§ **Article**:

A majority of states deserve a failing grade for how they handle the teaching of civil rights history in their standards, while just three—Alabama, Florida, and New York—merit an A, concludes a new report by the Southern Poverty Law Center.

The analysis is being billed as a first-of-its-kind look at how states approach the teaching of civil rights history.

"In most states, the requirements for teaching about the civil rights movement are grossly inadequate to nonexistent," says the report, issued today by the Montgomery, Ala.-based civil rights organization. "Generally speaking, the farther away from the South—and the smaller the African-American population—the less attention paid to the civil rights movement."

The report comes as a ceremony is slated for Oct. 16 to dedicate a new monument on the National Mall in Washington to the Rev. Martin Luther King Jr. It also comes just three months after a new round of national testing data suggested most American students are not "proficient" in their understanding of U.S. history.

The Southern Poverty Law Center study notes that on the National Assessment of Educational Progress in U.S. history, only 2 percent of high school seniors could correctly answer a simple question about the U.S. Supreme Court's landmark Brown v. Board of Education decision.

In a foreword to the report, Julian Bond, the chairman emeritus of the NAACP, laments how little many students know about the history of civil rights.

"An educated populace must be taught basics about American history," he writes. "One of these basics is the civil rights movement, a nonviolent revolution as important as the first American Revolution. It is a history that continues to shape the America we all live in today."

The grades for states were based on a rubric that placed the most emphasis on the content students should know about civil rights history, divided into six categories: events, leaders, groups, causes, obstacles, and tactics. Beyond that, 15 percent was based on how each state's standards contextualized the movement.

The 35 states receiving an F spanned the country, from California and New Mexico to Ohio, New Jersey, North Carolina, and Maine. Another three states, Arizona, Arkansas, and Massachusetts, plus the District of Columbia got a D. (I should caution that some states generally keep their social studies standards pretty broad, which could help explain some of the low grades. This issue came up in a recent analysis of how state standards handle terrorism and the teaching of the 9/11 attacks.)

The new analysis provides considerable detail about how exactly states approach civil rights in their standards.

"Some states went into a surprising amount of detail in their civil rights-related requirements," the report says. "Sometimes these details were specific to events in a state (e.g., the Tallahassee bus boycott in Florida); at other times, they did not seem to have a particular relationship to a state's particular history (e.g. Massachusetts' requirement that students learn about the Nation of Islam)."

Only 19 states require students to learn about the Brown decision, while 18 include Dr. King. Less than one-quarter call on students to learn about key legislation, like the 1964 Civil Rights Act or the 1965 Voting Rights Act.

"In general, state requirements are few and scattered," the report finds. "Even when states agree about the need to teach the civil rights movement, they do not agree about the essential knowledge needed to understand the movement."

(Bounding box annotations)
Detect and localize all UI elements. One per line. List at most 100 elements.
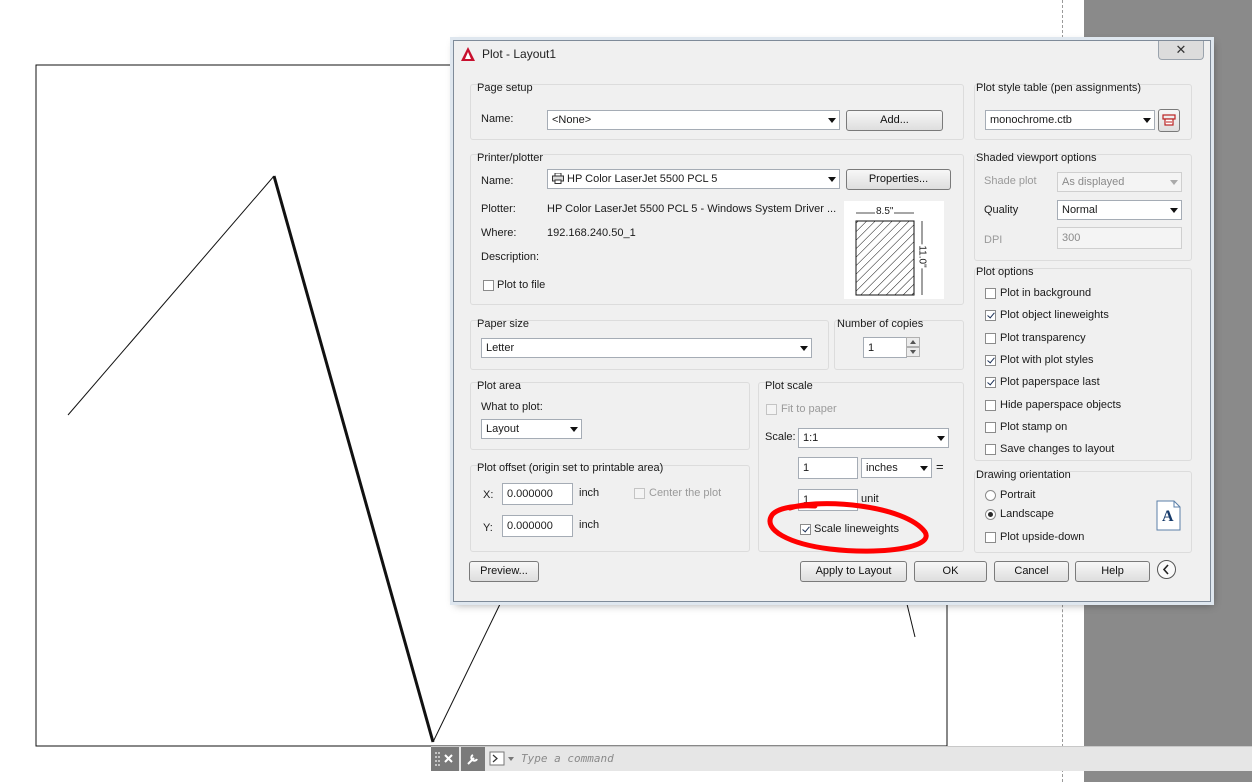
customize-wrench-icon[interactable]: [461, 747, 485, 771]
paper-size-select[interactable]: Letter: [481, 338, 812, 358]
drawing-line-thick: [272, 175, 435, 743]
dpi-label: DPI: [984, 234, 1003, 246]
plot-option-label[interactable]: Save changes to layout: [1000, 443, 1114, 455]
plot-upside-down-checkbox[interactable]: [985, 532, 996, 543]
printer-properties-button[interactable]: Properties...: [846, 169, 951, 190]
quality-select[interactable]: Normal: [1057, 200, 1182, 220]
plot-option-label[interactable]: Hide paperspace objects: [1000, 399, 1121, 411]
cancel-button[interactable]: Cancel: [994, 561, 1069, 582]
scale-lineweights-checkbox[interactable]: [800, 524, 811, 535]
landscape-label[interactable]: Landscape: [1000, 508, 1054, 520]
quality-label: Quality: [984, 204, 1019, 216]
chevron-down-icon: [1143, 118, 1151, 123]
number-of-copies-label: Number of copies: [837, 318, 924, 330]
drawing-orientation-label: Drawing orientation: [976, 469, 1071, 481]
plot-upside-down-label[interactable]: Plot upside-down: [1000, 531, 1084, 543]
ok-button[interactable]: OK: [914, 561, 987, 582]
printer-name-select[interactable]: HP Color LaserJet 5500 PCL 5: [547, 169, 840, 189]
chevron-down-icon: [1170, 180, 1178, 185]
copies-spinner[interactable]: [906, 337, 920, 357]
dpi-input[interactable]: 300: [1057, 227, 1182, 249]
center-the-plot-label: Center the plot: [649, 487, 722, 499]
command-input[interactable]: Type a command: [521, 752, 614, 765]
fit-to-paper-checkbox[interactable]: [766, 404, 777, 415]
portrait-label[interactable]: Portrait: [1000, 489, 1035, 501]
chevron-down-icon: [1170, 208, 1178, 213]
plot-option-label[interactable]: Plot transparency: [1000, 332, 1086, 344]
plot-style-table-select[interactable]: monochrome.ctb: [985, 110, 1155, 130]
paper-width-label: 8.5": [875, 206, 895, 217]
plot-scale-label: Plot scale: [765, 380, 813, 392]
description-label: Description:: [481, 251, 540, 263]
plot-to-file-checkbox[interactable]: [483, 280, 494, 291]
plotter-value: HP Color LaserJet 5500 PCL 5 - Windows S…: [547, 203, 837, 215]
scale-equals: =: [936, 459, 944, 474]
offset-x-label: X:: [483, 489, 494, 501]
grip-handle-icon: [435, 752, 453, 766]
fit-to-paper-label: Fit to paper: [781, 403, 837, 415]
apply-to-layout-button[interactable]: Apply to Layout: [800, 561, 907, 582]
offset-y-label: Y:: [483, 522, 493, 534]
shade-plot-label: Shade plot: [984, 175, 1037, 187]
spin-down-icon[interactable]: [906, 347, 920, 357]
chevron-down-icon: [828, 177, 836, 182]
plot-option-checkbox[interactable]: [985, 333, 996, 344]
command-line-grip[interactable]: [431, 747, 459, 771]
autocad-logo-icon: [461, 47, 475, 61]
landscape-radio[interactable]: [985, 509, 996, 520]
where-value: 192.168.240.50_1: [547, 227, 636, 239]
center-the-plot-checkbox[interactable]: [634, 488, 645, 499]
chevron-down-icon: [920, 466, 928, 471]
plot-area-group: [470, 382, 750, 450]
orientation-preview-icon: A: [1156, 500, 1181, 531]
plot-option-label[interactable]: Plot with plot styles: [1000, 354, 1094, 366]
command-line-bar: Type a command: [431, 746, 1252, 771]
printer-plotter-label: Printer/plotter: [477, 152, 544, 164]
number-of-copies-input[interactable]: 1: [863, 337, 907, 358]
close-button[interactable]: ✕: [1158, 41, 1204, 60]
page-setup-name-select[interactable]: <None>: [547, 110, 840, 130]
spin-up-icon[interactable]: [906, 337, 920, 347]
plot-offset-group: [470, 465, 750, 552]
plot-option-checkbox[interactable]: [985, 288, 996, 299]
scale-select[interactable]: 1:1: [798, 428, 949, 448]
page-setup-name-label: Name:: [481, 113, 514, 125]
portrait-radio[interactable]: [985, 490, 996, 501]
plot-option-checkbox[interactable]: [985, 355, 996, 366]
plot-option-label[interactable]: Plot object lineweights: [1000, 309, 1109, 321]
scale-value2-input[interactable]: 1: [798, 489, 858, 511]
plot-option-checkbox[interactable]: [985, 310, 996, 321]
what-to-plot-select[interactable]: Layout: [481, 419, 582, 439]
plot-to-file-label[interactable]: Plot to file: [497, 279, 545, 291]
wrench-icon: [467, 754, 478, 765]
printer-icon: [552, 172, 564, 184]
command-prompt-icon[interactable]: [489, 751, 517, 767]
offset-x-input[interactable]: 0.000000: [502, 483, 573, 505]
edit-plot-style-button[interactable]: [1158, 109, 1180, 132]
offset-y-input[interactable]: 0.000000: [502, 515, 573, 537]
plot-option-checkbox[interactable]: [985, 444, 996, 455]
chevron-down-icon: [937, 436, 945, 441]
preview-button[interactable]: Preview...: [469, 561, 539, 582]
add-page-setup-button[interactable]: Add...: [846, 110, 943, 131]
help-button[interactable]: Help: [1075, 561, 1150, 582]
what-to-plot-label: What to plot:: [481, 401, 543, 413]
chevron-down-icon: [800, 346, 808, 351]
chevron-down-icon: [828, 118, 836, 123]
edit-plot-style-icon: [1162, 114, 1176, 126]
printer-name-label: Name:: [481, 175, 514, 187]
collapse-options-button[interactable]: [1157, 560, 1176, 579]
scale-lineweights-label[interactable]: Scale lineweights: [814, 523, 899, 535]
scale-value1-input[interactable]: 1: [798, 457, 858, 479]
scale-units-select[interactable]: inches: [861, 458, 932, 478]
plot-option-label[interactable]: Plot stamp on: [1000, 421, 1067, 433]
plot-option-checkbox[interactable]: [985, 400, 996, 411]
plot-option-checkbox[interactable]: [985, 377, 996, 388]
plot-option-label[interactable]: Plot in background: [1000, 287, 1091, 299]
plot-option-label[interactable]: Plot paperspace last: [1000, 376, 1100, 388]
shaded-viewport-options-label: Shaded viewport options: [976, 152, 1097, 164]
shade-plot-select[interactable]: As displayed: [1057, 172, 1182, 192]
dialog-titlebar[interactable]: Plot - Layout1 ✕: [454, 41, 1210, 67]
plot-option-checkbox[interactable]: [985, 422, 996, 433]
plotter-label: Plotter:: [481, 203, 516, 215]
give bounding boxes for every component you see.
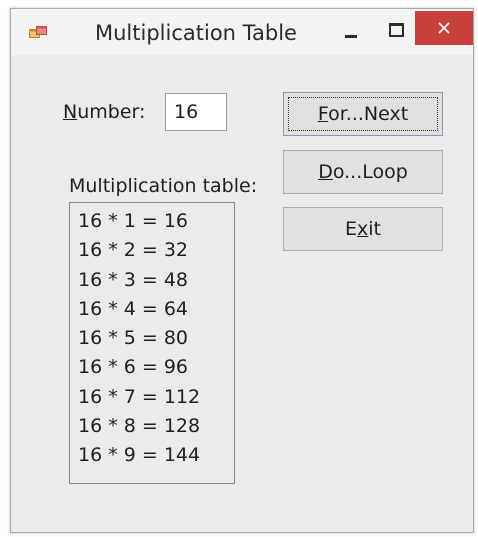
for-next-label-rest: or...Next <box>328 103 409 125</box>
for-next-access-key: F <box>317 103 329 125</box>
list-item[interactable]: 16 * 7 = 112 <box>70 383 234 412</box>
multiplication-table-label: Multiplication table: <box>69 175 258 197</box>
for-next-button-label: For...Next <box>318 103 408 125</box>
do-loop-button[interactable]: Do...Loop <box>283 150 443 194</box>
exit-button[interactable]: Exit <box>283 207 443 251</box>
multiplication-table-listbox[interactable]: 16 * 1 = 16 16 * 2 = 32 16 * 3 = 48 16 *… <box>69 202 235 484</box>
list-item[interactable]: 16 * 8 = 128 <box>70 412 234 441</box>
close-icon <box>438 22 450 34</box>
list-item[interactable]: 16 * 9 = 144 <box>70 441 234 470</box>
do-loop-access-key: D <box>318 161 333 183</box>
do-loop-button-label: Do...Loop <box>318 161 408 183</box>
number-label-access-key: N <box>63 101 78 123</box>
list-item[interactable]: 16 * 2 = 32 <box>70 236 234 265</box>
window-title: Multiplication Table <box>95 21 297 45</box>
exit-access-key: x <box>357 218 369 240</box>
form-client-area: Number: For...Next Do...Loop Exit Multip… <box>11 55 473 532</box>
list-item[interactable]: 16 * 5 = 80 <box>70 324 234 353</box>
minimize-icon[interactable] <box>336 19 366 43</box>
title-bar[interactable]: Multiplication Table <box>11 9 473 55</box>
app-form-icon[interactable] <box>29 26 49 42</box>
number-label-text: umber: <box>77 101 146 123</box>
number-input[interactable] <box>165 93 227 131</box>
close-button[interactable] <box>415 11 473 45</box>
list-item[interactable]: 16 * 4 = 64 <box>70 295 234 324</box>
list-item[interactable]: 16 * 3 = 48 <box>70 266 234 295</box>
number-label: Number: <box>63 101 145 123</box>
app-window: Multiplication Table Number: For...Next … <box>10 8 474 533</box>
do-loop-label-rest: o...Loop <box>332 161 408 183</box>
list-item[interactable]: 16 * 1 = 16 <box>70 207 234 236</box>
exit-label-pre: E <box>345 218 358 240</box>
for-next-button[interactable]: For...Next <box>283 92 443 136</box>
exit-button-label: Exit <box>345 218 381 240</box>
list-item[interactable]: 16 * 6 = 96 <box>70 353 234 382</box>
exit-label-rest: it <box>368 218 381 240</box>
maximize-icon[interactable] <box>381 18 411 42</box>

§ **Stated task 1**:
Reproduce the passage from the article word for word, starting at "The report comes" up to and including "of U.S. history.".
§ **Stated task 2**:
Answer these questions using the article:
(a) Which three states earned an A in the report?
(b) What percentage of high school seniors correctly answered the question about Brown v. Board of Education?
(c) How many states received an F?
You won't need the records for this.

§ **Worked solution 1**:
The report comes as a ceremony is slated for Oct. 16 to dedicate a new monument on the National Mall in Washington to the Rev. Martin Luther King Jr. It also comes just three months after a new round of national testing data suggested most American students are not "proficient" in their understanding of U.S. history.

§ **Worked solution 2**:
(a) Alabama, Florida, and New York
(b) 2 percent
(c) 35